■ Your instructions ■
Find the string "phase" in the entries and copy each line that has it.

■ Stored records ■

------------------------------------

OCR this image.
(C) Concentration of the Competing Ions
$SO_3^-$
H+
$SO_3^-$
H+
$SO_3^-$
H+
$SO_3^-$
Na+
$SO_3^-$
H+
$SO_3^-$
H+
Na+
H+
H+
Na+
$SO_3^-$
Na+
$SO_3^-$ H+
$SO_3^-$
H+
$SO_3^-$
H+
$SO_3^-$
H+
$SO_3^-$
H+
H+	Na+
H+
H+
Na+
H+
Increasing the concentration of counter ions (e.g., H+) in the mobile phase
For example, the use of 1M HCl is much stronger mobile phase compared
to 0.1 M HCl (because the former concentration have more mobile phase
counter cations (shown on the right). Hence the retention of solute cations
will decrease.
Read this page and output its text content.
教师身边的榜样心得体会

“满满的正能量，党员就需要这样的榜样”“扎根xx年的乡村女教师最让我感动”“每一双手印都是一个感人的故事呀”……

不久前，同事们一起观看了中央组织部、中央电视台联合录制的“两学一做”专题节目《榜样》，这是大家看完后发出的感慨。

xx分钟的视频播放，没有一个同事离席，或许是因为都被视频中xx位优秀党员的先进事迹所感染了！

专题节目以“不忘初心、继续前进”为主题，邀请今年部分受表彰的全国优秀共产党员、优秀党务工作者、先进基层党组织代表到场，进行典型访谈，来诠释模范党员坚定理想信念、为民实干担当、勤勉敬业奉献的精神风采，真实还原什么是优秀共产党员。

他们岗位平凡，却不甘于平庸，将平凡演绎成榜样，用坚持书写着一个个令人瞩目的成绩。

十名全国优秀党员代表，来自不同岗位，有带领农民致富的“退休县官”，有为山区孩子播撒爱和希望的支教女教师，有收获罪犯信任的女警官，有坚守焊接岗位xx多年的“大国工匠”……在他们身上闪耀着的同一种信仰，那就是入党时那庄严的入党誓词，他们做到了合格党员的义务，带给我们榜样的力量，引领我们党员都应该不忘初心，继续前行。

------------------------------------

■ Completed exercise ■
Increasing the concentration of counter ions (e.g., H+) in the mobile phase
For example, the use of 1M HCl is much stronger mobile phase compared
to 0.1 M HCl (because the former concentration have more mobile phase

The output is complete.